▸ **Supplied information**

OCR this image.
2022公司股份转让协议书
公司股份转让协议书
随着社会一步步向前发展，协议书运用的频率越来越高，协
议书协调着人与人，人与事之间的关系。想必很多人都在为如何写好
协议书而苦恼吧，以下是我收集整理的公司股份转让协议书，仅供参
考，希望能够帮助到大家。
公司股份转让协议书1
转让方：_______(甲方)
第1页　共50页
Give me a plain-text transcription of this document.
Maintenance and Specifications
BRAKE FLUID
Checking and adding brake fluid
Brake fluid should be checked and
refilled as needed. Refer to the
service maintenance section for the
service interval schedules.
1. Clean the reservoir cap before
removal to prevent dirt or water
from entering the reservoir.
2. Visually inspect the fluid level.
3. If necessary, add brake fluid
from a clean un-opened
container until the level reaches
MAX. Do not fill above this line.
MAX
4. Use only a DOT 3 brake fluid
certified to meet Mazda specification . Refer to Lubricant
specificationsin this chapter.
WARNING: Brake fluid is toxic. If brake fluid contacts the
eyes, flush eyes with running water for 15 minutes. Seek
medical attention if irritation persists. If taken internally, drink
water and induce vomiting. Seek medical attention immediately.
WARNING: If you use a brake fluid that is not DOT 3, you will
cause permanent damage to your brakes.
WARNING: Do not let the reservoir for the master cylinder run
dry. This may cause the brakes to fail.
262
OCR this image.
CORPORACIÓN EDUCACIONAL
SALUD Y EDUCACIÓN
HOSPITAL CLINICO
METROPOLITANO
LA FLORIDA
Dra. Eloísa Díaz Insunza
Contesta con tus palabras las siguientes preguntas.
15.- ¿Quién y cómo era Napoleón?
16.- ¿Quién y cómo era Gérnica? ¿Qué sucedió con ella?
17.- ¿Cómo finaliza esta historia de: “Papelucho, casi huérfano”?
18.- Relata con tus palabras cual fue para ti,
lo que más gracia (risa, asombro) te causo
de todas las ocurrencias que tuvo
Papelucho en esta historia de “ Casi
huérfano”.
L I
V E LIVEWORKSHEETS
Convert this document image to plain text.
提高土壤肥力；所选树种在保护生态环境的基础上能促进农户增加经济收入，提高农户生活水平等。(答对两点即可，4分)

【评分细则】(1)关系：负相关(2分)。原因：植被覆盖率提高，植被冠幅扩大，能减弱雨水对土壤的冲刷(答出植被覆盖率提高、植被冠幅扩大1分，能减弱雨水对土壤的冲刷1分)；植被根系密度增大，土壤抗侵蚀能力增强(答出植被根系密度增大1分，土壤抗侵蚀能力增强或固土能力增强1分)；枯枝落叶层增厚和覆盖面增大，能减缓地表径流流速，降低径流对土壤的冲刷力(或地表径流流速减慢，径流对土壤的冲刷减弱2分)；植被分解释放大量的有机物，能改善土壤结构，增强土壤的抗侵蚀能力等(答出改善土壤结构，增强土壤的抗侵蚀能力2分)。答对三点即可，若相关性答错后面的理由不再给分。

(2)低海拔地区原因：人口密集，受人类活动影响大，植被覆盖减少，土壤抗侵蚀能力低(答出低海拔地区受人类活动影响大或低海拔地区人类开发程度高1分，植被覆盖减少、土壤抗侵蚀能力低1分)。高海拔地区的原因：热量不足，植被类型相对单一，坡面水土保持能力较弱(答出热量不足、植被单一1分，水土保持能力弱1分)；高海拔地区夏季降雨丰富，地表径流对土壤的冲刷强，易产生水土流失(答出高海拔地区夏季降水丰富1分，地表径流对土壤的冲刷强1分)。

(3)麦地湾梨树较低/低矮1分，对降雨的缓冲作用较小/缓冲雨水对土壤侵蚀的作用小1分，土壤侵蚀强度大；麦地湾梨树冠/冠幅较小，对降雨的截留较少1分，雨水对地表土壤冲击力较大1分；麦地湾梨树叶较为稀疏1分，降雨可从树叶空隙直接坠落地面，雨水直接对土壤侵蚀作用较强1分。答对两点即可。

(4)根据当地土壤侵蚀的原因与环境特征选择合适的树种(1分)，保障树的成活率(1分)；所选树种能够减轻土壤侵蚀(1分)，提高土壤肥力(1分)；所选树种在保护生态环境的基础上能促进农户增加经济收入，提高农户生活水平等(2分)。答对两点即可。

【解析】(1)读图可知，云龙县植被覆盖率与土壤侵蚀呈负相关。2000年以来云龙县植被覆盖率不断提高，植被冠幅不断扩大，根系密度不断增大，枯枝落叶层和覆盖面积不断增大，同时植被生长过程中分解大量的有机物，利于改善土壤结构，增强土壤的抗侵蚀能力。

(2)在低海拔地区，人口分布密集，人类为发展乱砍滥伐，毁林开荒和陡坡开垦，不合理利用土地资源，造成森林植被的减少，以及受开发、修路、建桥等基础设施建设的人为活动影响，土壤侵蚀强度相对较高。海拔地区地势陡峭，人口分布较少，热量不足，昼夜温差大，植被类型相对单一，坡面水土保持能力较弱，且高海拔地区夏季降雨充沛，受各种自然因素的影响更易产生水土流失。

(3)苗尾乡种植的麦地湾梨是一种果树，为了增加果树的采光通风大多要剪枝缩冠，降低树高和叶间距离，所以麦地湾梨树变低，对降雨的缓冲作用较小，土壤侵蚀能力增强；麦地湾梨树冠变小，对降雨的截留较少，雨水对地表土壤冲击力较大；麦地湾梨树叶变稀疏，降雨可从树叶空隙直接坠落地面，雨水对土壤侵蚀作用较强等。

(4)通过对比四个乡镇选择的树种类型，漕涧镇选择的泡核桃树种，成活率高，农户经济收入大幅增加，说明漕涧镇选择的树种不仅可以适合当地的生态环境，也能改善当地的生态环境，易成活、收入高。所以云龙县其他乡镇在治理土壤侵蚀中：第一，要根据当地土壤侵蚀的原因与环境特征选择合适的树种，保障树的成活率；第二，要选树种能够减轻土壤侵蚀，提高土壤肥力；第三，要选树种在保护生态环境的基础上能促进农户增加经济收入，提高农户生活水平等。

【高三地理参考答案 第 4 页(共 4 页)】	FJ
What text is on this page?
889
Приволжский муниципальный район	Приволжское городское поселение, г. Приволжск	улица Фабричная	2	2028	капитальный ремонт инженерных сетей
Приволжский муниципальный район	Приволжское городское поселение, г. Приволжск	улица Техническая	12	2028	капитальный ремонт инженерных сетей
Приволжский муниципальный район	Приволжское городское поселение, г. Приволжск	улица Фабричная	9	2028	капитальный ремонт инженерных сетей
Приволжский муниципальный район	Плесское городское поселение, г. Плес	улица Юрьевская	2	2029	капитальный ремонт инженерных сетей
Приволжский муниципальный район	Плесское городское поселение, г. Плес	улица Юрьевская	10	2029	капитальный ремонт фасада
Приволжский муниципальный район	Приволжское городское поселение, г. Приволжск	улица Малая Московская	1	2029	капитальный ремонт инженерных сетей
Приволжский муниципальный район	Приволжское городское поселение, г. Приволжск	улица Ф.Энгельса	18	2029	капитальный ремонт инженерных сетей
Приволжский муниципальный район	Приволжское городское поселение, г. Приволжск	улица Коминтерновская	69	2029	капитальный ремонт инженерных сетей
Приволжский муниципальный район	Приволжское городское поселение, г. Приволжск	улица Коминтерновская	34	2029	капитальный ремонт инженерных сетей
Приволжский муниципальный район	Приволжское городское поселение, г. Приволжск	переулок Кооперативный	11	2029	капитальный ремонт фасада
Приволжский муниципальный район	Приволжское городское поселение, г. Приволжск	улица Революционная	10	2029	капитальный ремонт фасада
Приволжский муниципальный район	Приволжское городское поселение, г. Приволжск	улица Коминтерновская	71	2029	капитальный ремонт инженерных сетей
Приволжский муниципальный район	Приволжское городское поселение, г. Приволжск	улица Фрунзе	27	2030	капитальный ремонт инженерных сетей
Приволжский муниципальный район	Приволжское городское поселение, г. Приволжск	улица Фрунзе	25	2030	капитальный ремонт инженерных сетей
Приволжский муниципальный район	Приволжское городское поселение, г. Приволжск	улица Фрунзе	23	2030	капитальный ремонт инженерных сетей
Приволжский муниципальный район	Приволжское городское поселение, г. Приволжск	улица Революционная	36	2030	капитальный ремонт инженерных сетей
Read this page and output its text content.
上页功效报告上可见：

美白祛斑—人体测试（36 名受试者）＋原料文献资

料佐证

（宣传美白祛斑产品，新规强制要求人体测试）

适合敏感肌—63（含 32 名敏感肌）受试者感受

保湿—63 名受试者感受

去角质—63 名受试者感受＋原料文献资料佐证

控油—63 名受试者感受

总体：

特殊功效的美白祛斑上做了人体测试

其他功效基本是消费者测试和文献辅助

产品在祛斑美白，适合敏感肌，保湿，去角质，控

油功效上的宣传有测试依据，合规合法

▸ **Exercise brief**
Reply with nothing but the number of lines in the data above that contain "text".

▸ **Exercise response**
4